(INFORMATION SUPPLIED)
---*---

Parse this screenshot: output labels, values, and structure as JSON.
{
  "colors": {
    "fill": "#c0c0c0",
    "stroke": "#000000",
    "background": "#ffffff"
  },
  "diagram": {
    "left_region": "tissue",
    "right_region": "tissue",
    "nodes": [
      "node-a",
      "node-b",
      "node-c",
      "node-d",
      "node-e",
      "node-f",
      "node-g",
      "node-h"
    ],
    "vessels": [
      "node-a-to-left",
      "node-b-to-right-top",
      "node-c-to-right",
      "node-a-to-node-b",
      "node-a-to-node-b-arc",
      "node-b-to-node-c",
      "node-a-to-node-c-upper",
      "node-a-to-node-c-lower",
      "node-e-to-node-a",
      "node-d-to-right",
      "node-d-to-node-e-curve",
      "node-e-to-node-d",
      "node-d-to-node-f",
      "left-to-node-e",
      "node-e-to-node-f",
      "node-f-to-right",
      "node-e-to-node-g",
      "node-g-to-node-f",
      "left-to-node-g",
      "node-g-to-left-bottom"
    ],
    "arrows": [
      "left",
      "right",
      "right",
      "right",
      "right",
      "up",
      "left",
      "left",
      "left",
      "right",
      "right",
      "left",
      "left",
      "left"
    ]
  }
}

---*---

(DIRECTION) Retype every record above exactly as it appears.

(TASK RESULT)
Parse this screenshot: output labels, values, and structure as JSON.
{
  "colors": {
    "fill": "#c0c0c0",
    "stroke": "#000000",
    "background": "#ffffff"
  },
  "diagram": {
    "left_region": "tissue",
    "right_region": "tissue",
    "nodes": [
      "node-a",
      "node-b",
      "node-c",
      "node-d",
      "node-e",
      "node-f",
      "node-g",
      "node-h"
    ],
    "vessels": [
      "node-a-to-left",
      "node-b-to-right-top",
      "node-c-to-right",
      "node-a-to-node-b",
      "node-a-to-node-b-arc",
      "node-b-to-node-c",
      "node-a-to-node-c-upper",
      "node-a-to-node-c-lower",
      "node-e-to-node-a",
      "node-d-to-right",
      "node-d-to-node-e-curve",
      "node-e-to-node-d",
      "node-d-to-node-f",
      "left-to-node-e",
      "node-e-to-node-f",
      "node-f-to-right",
      "node-e-to-node-g",
      "node-g-to-node-f",
      "left-to-node-g",
      "node-g-to-left-bottom"
    ],
    "arrows": [
      "left",
      "right",
      "right",
      "right",
      "right",
      "up",
      "left",
      "left",
      "left",
      "right",
      "right",
      "left",
      "left",
      "left"
    ]
  }
}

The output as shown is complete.